Make an exact copy of all the entries below, with the pictures left out.

[Data entries]
------------------------

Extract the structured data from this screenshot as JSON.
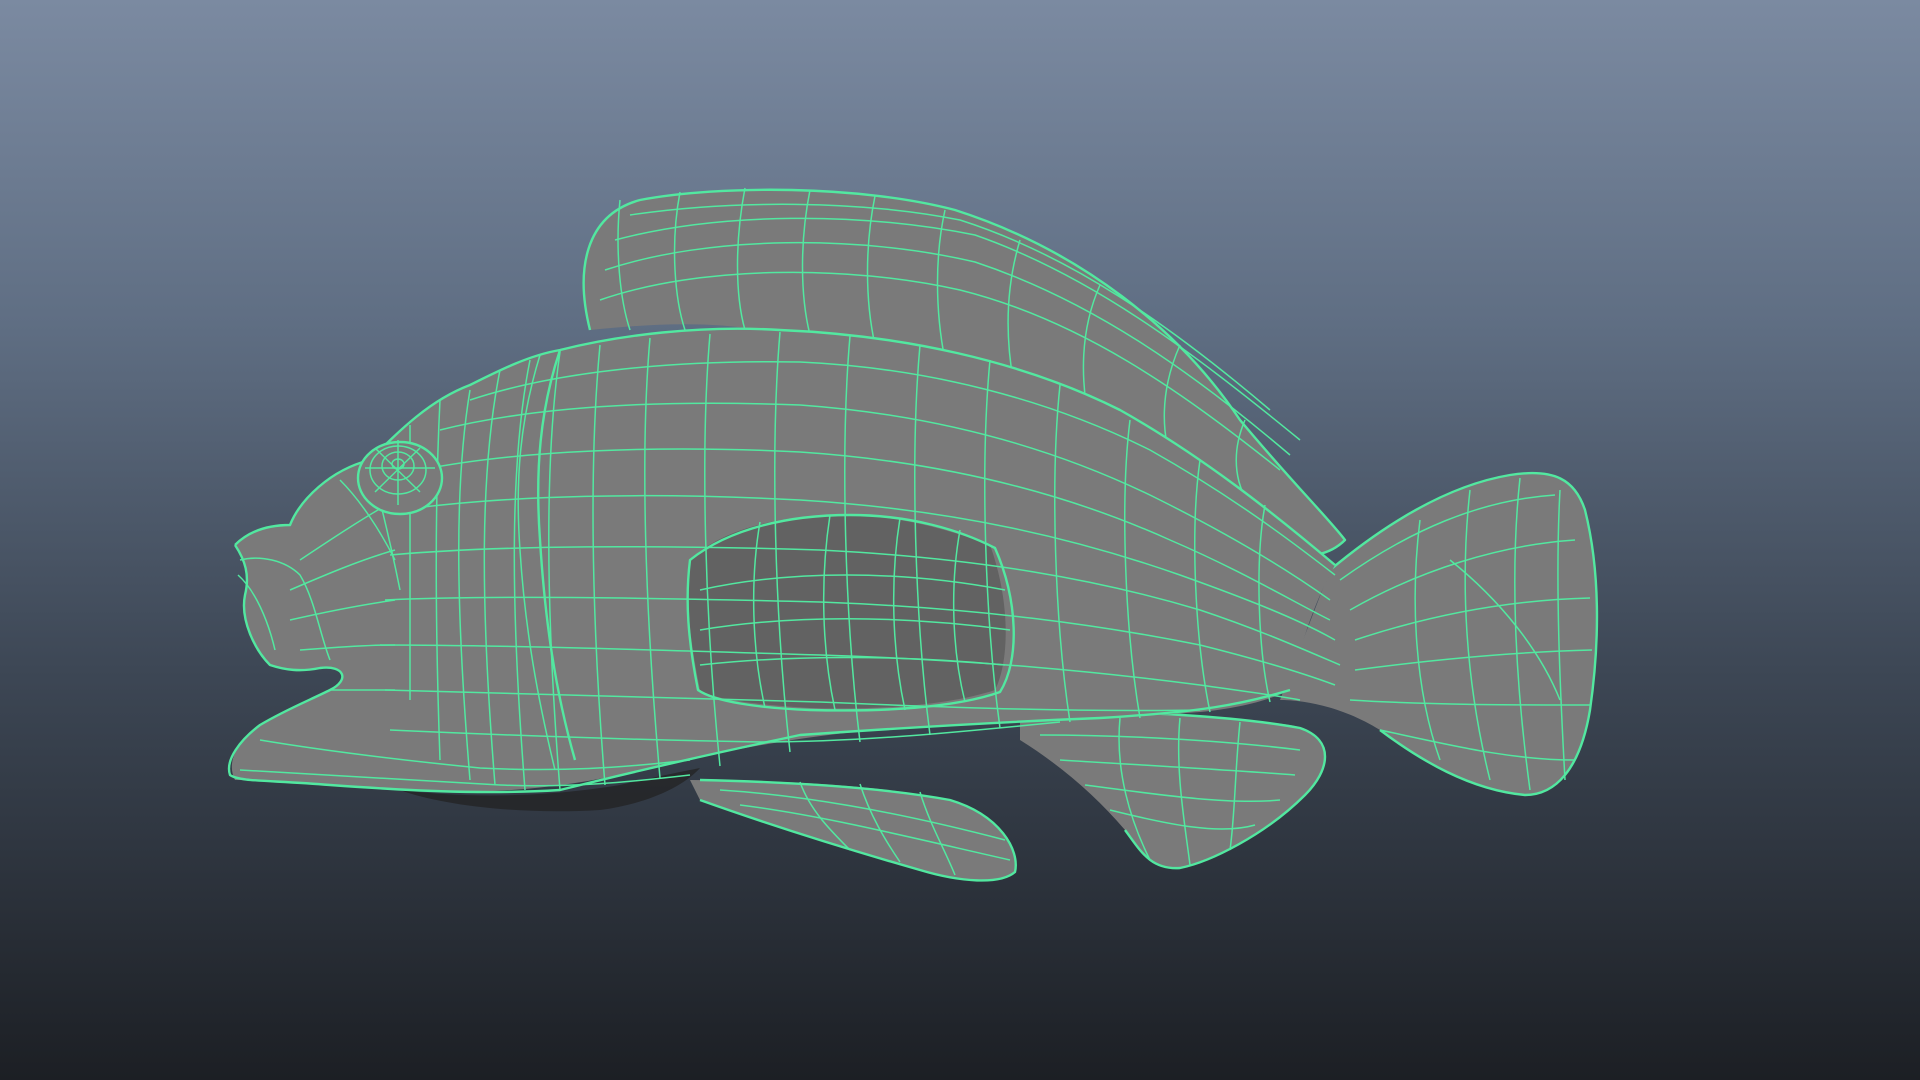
{
  "viewport": {
    "background_top": "#7b8aa1",
    "background_bottom": "#1c1f24",
    "mesh_fill": "#7a7a7a",
    "wireframe_color": "#52e8a0",
    "display_mode": "wireframe-on-shaded"
  },
  "object": {
    "icon": "fish-mesh"
  }
}
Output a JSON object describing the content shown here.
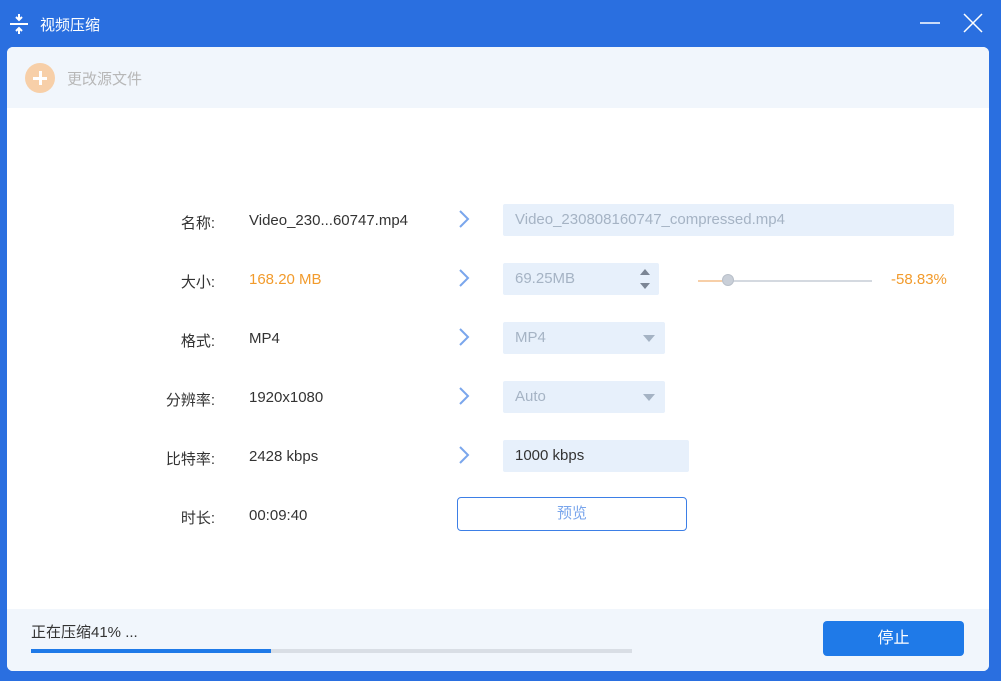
{
  "window": {
    "title": "视频压缩",
    "icon": "compress-icon"
  },
  "toolbar": {
    "change_source_label": "更改源文件"
  },
  "rows": {
    "name": {
      "label": "名称:",
      "source": "Video_230...60747.mp4",
      "target": "Video_230808160747_compressed.mp4"
    },
    "size": {
      "label": "大小:",
      "source": "168.20 MB",
      "target": "69.25MB",
      "slider_fraction": 0.17,
      "percent": "-58.83%"
    },
    "format": {
      "label": "格式:",
      "source": "MP4",
      "target": "MP4"
    },
    "resolution": {
      "label": "分辨率:",
      "source": "1920x1080",
      "target": "Auto"
    },
    "bitrate": {
      "label": "比特率:",
      "source": "2428 kbps",
      "target": "1000 kbps"
    },
    "duration": {
      "label": "时长:",
      "source": "00:09:40",
      "preview_label": "预览"
    }
  },
  "footer": {
    "status": "正在压缩41% ...",
    "progress": 0.4,
    "stop_label": "停止"
  },
  "colors": {
    "accent": "#1f7ae8",
    "title_bar": "#2a6fe0",
    "orange": "#f29b2c"
  }
}
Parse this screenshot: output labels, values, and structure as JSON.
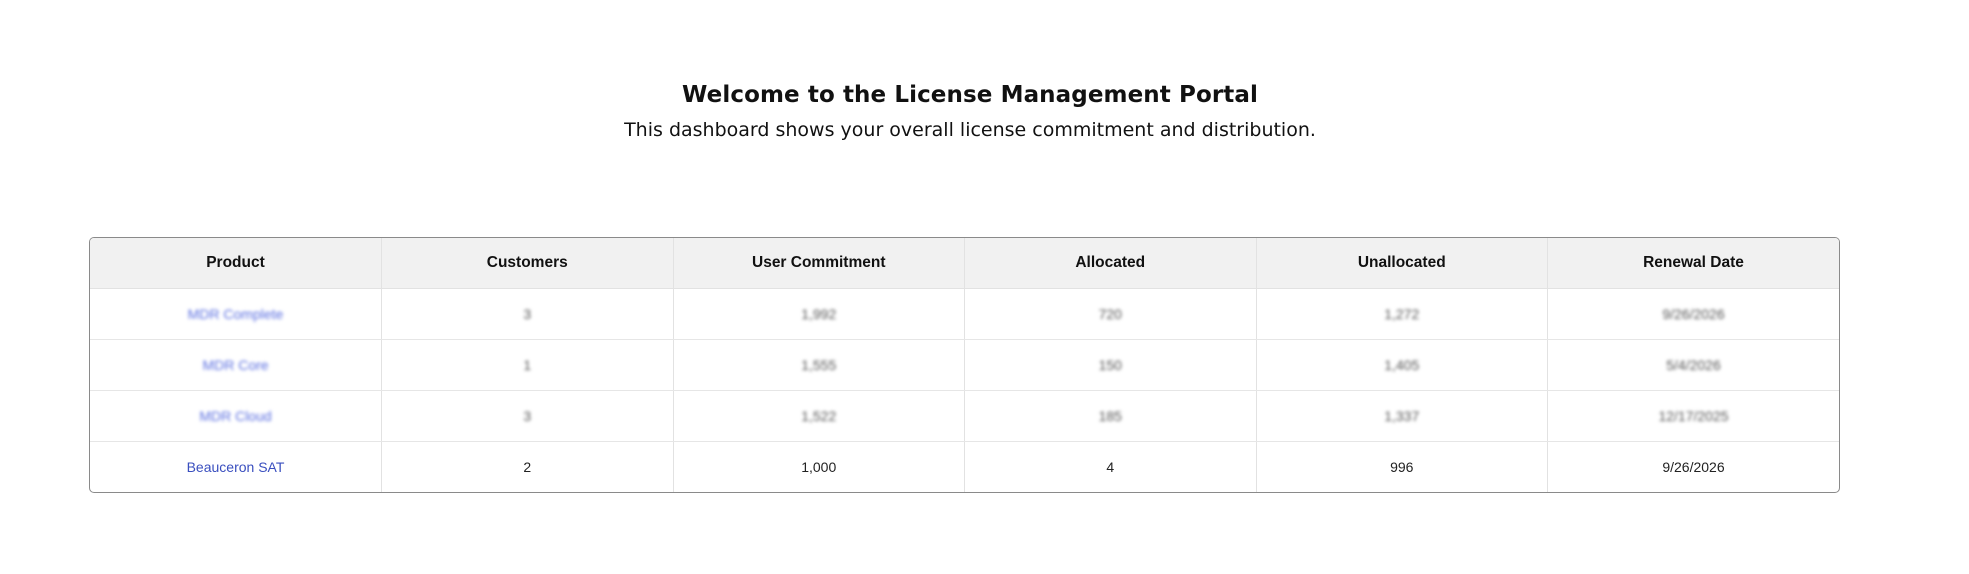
{
  "header": {
    "title": "Welcome to the License Management Portal",
    "subtitle": "This dashboard shows your overall license commitment and distribution."
  },
  "table": {
    "columns": [
      "Product",
      "Customers",
      "User Commitment",
      "Allocated",
      "Unallocated",
      "Renewal Date"
    ],
    "rows": [
      {
        "product": "MDR Complete",
        "customers": "3",
        "commitment": "1,992",
        "allocated": "720",
        "unallocated": "1,272",
        "renewal": "9/26/2026",
        "blurred": true
      },
      {
        "product": "MDR Core",
        "customers": "1",
        "commitment": "1,555",
        "allocated": "150",
        "unallocated": "1,405",
        "renewal": "5/4/2026",
        "blurred": true
      },
      {
        "product": "MDR Cloud",
        "customers": "3",
        "commitment": "1,522",
        "allocated": "185",
        "unallocated": "1,337",
        "renewal": "12/17/2025",
        "blurred": true
      },
      {
        "product": "Beauceron SAT",
        "customers": "2",
        "commitment": "1,000",
        "allocated": "4",
        "unallocated": "996",
        "renewal": "9/26/2026",
        "blurred": false
      }
    ]
  },
  "colors": {
    "link": "#3a4fbf",
    "header_bg": "#f1f1f1",
    "border": "#8a8a8a"
  }
}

------------------------

*FINISHED ANSWER*.
Extract the structured data from this screenshot as JSON.
{
  "viewport": {
    "background_top": "#7b8aa1",
    "background_bottom": "#1c1f24",
    "mesh_fill": "#7a7a7a",
    "wireframe_color": "#52e8a0",
    "display_mode": "wireframe-on-shaded"
  },
  "object": {
    "icon": "fish-mesh"
  }
}
Output a JSON object describing the content shown here.
{
  "window": {
    "title": "视频压缩",
    "icon": "compress-icon"
  },
  "toolbar": {
    "change_source_label": "更改源文件"
  },
  "rows": {
    "name": {
      "label": "名称:",
      "source": "Video_230...60747.mp4",
      "target": "Video_230808160747_compressed.mp4"
    },
    "size": {
      "label": "大小:",
      "source": "168.20 MB",
      "target": "69.25MB",
      "slider_fraction": 0.17,
      "percent": "-58.83%"
    },
    "format": {
      "label": "格式:",
      "source": "MP4",
      "target": "MP4"
    },
    "resolution": {
      "label": "分辨率:",
      "source": "1920x1080",
      "target": "Auto"
    },
    "bitrate": {
      "label": "比特率:",
      "source": "2428 kbps",
      "target": "1000 kbps"
    },
    "duration": {
      "label": "时长:",
      "source": "00:09:40",
      "preview_label": "预览"
    }
  },
  "footer": {
    "status": "正在压缩41% ...",
    "progress": 0.4,
    "stop_label": "停止"
  },
  "colors": {
    "accent": "#1f7ae8",
    "title_bar": "#2a6fe0",
    "orange": "#f29b2c"
  }
}
Parse this screenshot: output labels, values, and structure as JSON.
{
  "header": {
    "title": "Welcome to the License Management Portal",
    "subtitle": "This dashboard shows your overall license commitment and distribution."
  },
  "table": {
    "columns": [
      "Product",
      "Customers",
      "User Commitment",
      "Allocated",
      "Unallocated",
      "Renewal Date"
    ],
    "rows": [
      {
        "product": "MDR Complete",
        "customers": "3",
        "commitment": "1,992",
        "allocated": "720",
        "unallocated": "1,272",
        "renewal": "9/26/2026",
        "blurred": true
      },
      {
        "product": "MDR Core",
        "customers": "1",
        "commitment": "1,555",
        "allocated": "150",
        "unallocated": "1,405",
        "renewal": "5/4/2026",
        "blurred": true
      },
      {
        "product": "MDR Cloud",
        "customers": "3",
        "commitment": "1,522",
        "allocated": "185",
        "unallocated": "1,337",
        "renewal": "12/17/2025",
        "blurred": true
      },
      {
        "product": "Beauceron SAT",
        "customers": "2",
        "commitment": "1,000",
        "allocated": "4",
        "unallocated": "996",
        "renewal": "9/26/2026",
        "blurred": false
      }
    ]
  },
  "colors": {
    "link": "#3a4fbf",
    "header_bg": "#f1f1f1",
    "border": "#8a8a8a"
  }
}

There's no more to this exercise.